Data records
* * * *
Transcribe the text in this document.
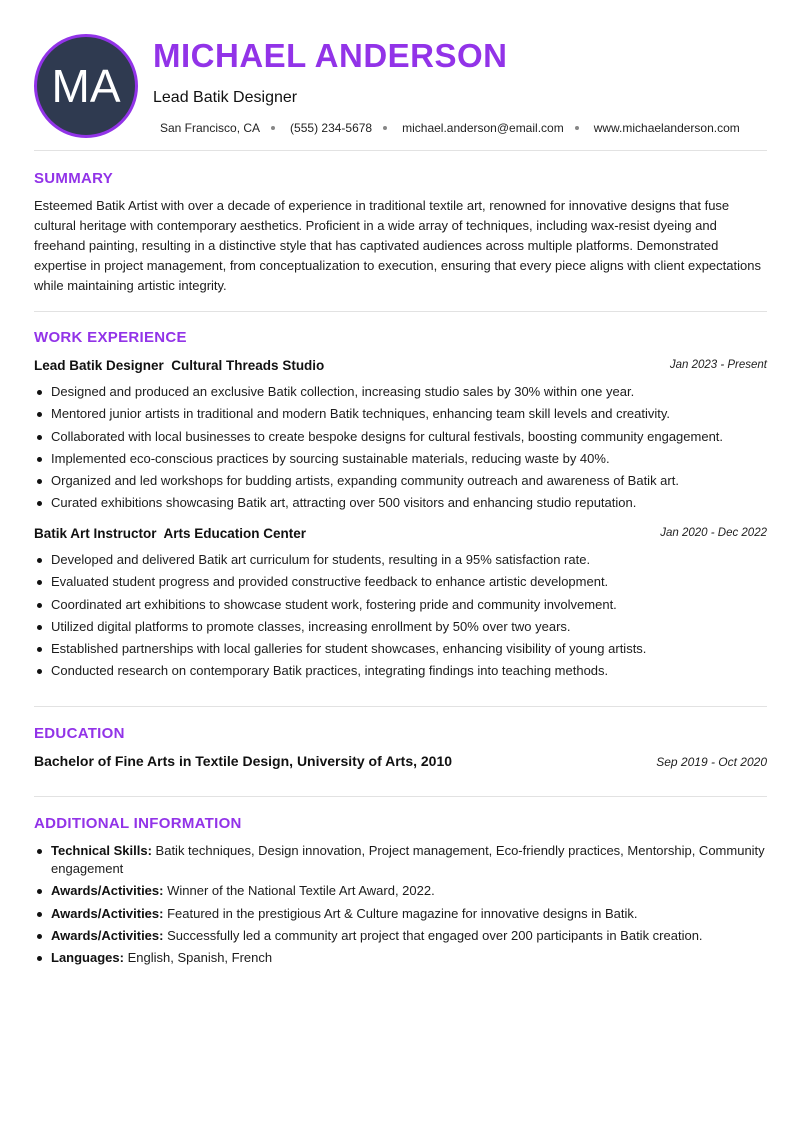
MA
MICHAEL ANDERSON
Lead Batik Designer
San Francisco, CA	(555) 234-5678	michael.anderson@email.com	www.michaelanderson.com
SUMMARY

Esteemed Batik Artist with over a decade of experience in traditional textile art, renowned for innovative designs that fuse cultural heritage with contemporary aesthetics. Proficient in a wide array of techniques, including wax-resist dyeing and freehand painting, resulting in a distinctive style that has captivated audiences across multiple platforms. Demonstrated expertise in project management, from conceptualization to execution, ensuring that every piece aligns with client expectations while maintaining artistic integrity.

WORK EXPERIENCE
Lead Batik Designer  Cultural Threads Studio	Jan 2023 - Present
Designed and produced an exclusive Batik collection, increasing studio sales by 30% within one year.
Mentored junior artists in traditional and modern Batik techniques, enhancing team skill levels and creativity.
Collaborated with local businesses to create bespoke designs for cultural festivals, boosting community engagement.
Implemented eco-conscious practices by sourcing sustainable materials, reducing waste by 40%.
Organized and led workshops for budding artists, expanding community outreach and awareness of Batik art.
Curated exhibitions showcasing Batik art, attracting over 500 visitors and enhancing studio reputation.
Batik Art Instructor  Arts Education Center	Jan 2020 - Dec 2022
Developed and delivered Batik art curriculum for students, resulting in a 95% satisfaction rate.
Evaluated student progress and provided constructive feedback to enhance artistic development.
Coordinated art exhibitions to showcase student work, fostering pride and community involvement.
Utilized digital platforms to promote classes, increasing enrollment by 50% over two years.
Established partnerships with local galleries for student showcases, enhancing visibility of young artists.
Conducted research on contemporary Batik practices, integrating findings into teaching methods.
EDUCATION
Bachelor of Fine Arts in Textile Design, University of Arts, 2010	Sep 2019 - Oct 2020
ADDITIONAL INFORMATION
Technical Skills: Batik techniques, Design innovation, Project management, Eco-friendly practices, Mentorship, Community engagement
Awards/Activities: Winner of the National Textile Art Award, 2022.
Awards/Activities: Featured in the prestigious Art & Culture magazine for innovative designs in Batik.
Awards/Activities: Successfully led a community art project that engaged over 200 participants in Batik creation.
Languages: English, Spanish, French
* * * *
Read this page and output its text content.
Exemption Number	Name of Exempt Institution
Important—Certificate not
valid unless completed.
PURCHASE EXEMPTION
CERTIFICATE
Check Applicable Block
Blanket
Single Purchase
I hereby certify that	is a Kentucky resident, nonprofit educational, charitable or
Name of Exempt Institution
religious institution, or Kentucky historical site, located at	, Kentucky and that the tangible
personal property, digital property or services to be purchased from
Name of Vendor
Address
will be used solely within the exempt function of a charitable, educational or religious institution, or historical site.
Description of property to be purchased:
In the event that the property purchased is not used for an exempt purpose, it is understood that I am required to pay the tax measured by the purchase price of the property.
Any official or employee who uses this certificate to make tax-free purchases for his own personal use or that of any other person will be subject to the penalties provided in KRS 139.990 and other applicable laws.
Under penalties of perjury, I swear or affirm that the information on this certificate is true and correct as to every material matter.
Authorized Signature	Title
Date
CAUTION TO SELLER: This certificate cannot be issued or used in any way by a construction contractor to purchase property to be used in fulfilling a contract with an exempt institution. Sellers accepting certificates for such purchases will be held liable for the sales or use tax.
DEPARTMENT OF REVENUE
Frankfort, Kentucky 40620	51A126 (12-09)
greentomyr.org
* * * *
- [TASK STATEMENT] Collect the complete line wherever the string "designs" appears in the records.

- [WRITTEN SOLUTION]
Esteemed Batik Artist with over a decade of experience in traditional textile art, renowned for innovative designs that fuse cultural heritage with contemporary aesthetics. Proficient in a wide array of techniques, including wax-resist dyeing and freehand painting, resulting in a distinctive style that has captivated audiences across multiple platforms. Demonstrated expertise in project management, from conceptualization to execution, ensuring that every piece aligns with client expectations while maintaining artistic integrity.
Collaborated with local businesses to create bespoke designs for cultural festivals, boosting community engagement.
Awards/Activities: Featured in the prestigious Art & Culture magazine for innovative designs in Batik.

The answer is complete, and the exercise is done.